* **学习文本**
================================

一种化学-生物级联合成L-草铵膦的方法及突变体

(一)本发明属于生物工程和化学化工，具体涉及生物催化剂、突变体和化学-生物级联合成l-草铵膦的新工艺。

背景技术：

0、(二)背景技术

1、草铵膦，也称草丁膦，英文名为phsophinothricin(简称ppt)，化学名为2-氨基-4-[羟基(甲基)膦酰基]-丁酸，具有除草活性高、除草谱广及环境相容性好的特点，非常适合发展除草剂抗性基因。草铵膦抗性基因已经导入水稻、小麦、玉米、甜菜、烟草、大豆、棉花、马铃薯、番茄、油菜、甘蔗等20多种作物中，近年来已在美洲、亚洲、欧洲、澳洲等地区的农业大国推广种植这些转基因作物，应用前景非常广阔。但目前，市场上销售的草铵膦一般都是外消旋混合物。其中含有50％d-草铵膦无除草活性，只有l-构型具有植物毒性，且在土壤中易分解，对人类和动物的毒性小，对环境的破坏力小。如果草铵膦产品能以l-构型的光学纯异构体形式使用，可使草铵膦的使用量降低50％，这对于提高原子经济性、降低成本、减轻环境压力都具有十分重要的意义。

2、生成l-草铵膦的方法有化学合成法、发酵法、生物合成法。其中，生物合成法中涉及到的酶类主要有：蛋白酶、脱乙酰基酶、转氨酶、酰胺酶、酯水解酶和腈水合酶。在诸多草铵膦的酶法合成路线中，酮酸中间体的酮羰基是潜手性官能团，能够通过酶法合成途径构建手性中心，酮酸路线也因原料价廉易得且可以避免使用剧毒氰化物，而成为适宜l-草铵膦工业化开发生产的路线。

3、生物催化法生产草铵膦则具有立体选择性严格、反应条件温和、收率高等优点，是生产l-草铵膦的优势方法。主要包括以下三类：

4、1)以l-草铵膦的衍生物为底物，通过酶法直接水解获得，主要的优点转化率高，产物e.e.值较高，但需要昂贵且不易获得的手性原料作为前体，成本加高，不利于工业化生产。例如生物法制备l-草铵膦最简单的方法就是利用蛋白酶直接水解双丙氨膦。双丙氨膦是一种天然的三肽化合物，在蛋白酶的催化下，双丙氨膦脱去2分子l-丙氨酸，生成l-草铵膦。

================================

* **数据集中所含的记录**
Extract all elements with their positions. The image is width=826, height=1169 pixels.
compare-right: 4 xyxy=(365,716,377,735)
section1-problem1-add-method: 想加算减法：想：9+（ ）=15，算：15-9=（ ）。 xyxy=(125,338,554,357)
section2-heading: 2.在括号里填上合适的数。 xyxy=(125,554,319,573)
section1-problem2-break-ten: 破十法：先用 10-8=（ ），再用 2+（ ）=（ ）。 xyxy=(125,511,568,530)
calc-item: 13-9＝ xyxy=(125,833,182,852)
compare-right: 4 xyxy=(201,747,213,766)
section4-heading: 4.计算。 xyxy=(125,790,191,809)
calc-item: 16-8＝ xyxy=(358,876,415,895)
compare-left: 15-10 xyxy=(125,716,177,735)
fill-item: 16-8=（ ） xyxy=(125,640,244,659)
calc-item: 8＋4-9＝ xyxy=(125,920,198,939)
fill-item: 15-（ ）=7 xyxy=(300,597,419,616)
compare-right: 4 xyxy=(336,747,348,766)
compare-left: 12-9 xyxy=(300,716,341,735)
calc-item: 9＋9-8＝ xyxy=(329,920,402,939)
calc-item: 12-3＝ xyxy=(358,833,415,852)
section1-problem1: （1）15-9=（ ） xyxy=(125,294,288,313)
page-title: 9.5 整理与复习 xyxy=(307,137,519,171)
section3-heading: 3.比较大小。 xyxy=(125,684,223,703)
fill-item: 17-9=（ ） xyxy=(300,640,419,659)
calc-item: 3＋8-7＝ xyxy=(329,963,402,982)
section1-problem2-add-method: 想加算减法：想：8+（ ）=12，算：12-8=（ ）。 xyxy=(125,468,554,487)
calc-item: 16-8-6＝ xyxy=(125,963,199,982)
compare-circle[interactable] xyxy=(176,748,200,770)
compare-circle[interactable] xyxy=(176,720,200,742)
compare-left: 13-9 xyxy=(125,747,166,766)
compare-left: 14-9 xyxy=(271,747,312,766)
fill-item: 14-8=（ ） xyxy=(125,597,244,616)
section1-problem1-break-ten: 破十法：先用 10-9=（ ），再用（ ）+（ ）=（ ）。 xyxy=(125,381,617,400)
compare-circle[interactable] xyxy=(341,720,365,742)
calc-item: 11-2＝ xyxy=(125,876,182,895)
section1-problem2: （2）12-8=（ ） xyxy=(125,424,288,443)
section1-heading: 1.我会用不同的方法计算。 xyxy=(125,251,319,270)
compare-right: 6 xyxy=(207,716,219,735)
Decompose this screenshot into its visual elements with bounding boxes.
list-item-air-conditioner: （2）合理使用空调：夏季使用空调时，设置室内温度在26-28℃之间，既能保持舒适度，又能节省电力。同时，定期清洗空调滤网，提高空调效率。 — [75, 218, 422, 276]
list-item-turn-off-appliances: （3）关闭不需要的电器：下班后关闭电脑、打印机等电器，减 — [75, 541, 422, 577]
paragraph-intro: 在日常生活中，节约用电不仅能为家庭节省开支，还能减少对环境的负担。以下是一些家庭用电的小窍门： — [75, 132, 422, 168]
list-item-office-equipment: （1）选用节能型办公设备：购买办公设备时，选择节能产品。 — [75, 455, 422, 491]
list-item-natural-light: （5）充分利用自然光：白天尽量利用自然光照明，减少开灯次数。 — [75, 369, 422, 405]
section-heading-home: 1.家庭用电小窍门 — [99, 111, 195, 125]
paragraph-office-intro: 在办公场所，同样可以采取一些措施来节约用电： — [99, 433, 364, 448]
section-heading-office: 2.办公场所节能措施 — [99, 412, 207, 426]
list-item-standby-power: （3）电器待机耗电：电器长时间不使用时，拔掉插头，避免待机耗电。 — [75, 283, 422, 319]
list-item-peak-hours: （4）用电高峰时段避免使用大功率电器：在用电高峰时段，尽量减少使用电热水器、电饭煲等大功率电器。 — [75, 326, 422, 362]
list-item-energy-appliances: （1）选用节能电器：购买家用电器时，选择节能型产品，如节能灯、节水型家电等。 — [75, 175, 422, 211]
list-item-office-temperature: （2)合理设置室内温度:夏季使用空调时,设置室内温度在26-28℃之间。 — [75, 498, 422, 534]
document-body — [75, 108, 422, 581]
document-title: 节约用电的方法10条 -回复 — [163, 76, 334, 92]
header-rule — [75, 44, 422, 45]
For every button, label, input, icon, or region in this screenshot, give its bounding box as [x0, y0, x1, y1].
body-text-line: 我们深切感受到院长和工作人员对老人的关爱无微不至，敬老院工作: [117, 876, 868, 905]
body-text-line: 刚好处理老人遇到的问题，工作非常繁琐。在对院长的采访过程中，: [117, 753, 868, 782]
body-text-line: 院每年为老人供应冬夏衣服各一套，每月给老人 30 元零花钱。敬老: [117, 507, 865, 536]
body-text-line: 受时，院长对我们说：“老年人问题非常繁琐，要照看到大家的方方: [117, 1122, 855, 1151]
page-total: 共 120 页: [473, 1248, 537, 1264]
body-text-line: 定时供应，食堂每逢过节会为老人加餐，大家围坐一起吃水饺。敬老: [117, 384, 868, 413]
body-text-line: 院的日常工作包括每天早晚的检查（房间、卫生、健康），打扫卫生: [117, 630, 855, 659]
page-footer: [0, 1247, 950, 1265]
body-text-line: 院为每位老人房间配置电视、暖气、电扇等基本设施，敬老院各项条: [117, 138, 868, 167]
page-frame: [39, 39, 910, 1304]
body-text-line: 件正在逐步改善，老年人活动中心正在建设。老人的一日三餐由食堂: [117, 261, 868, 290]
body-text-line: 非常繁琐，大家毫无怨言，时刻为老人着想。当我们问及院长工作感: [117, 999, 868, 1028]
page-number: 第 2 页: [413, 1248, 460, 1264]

================================

根据学习文本回答：
1. 草铵膦抗性基因已经导入多少种作物中？
2. 生物合成法中涉及的酶类主要有哪些？
3. 在蛋白酶的催化下，双丙氨膦脱去什么而生成l-草铵膦？
完成本练习无需用到这些记录。

* **作答区**
1. 20多种作物。
2. 蛋白酶、脱乙酰基酶、转氨酶、酰胺酶、酯水解酶和腈水合酶。
3. 脱去2分子l-丙氨酸。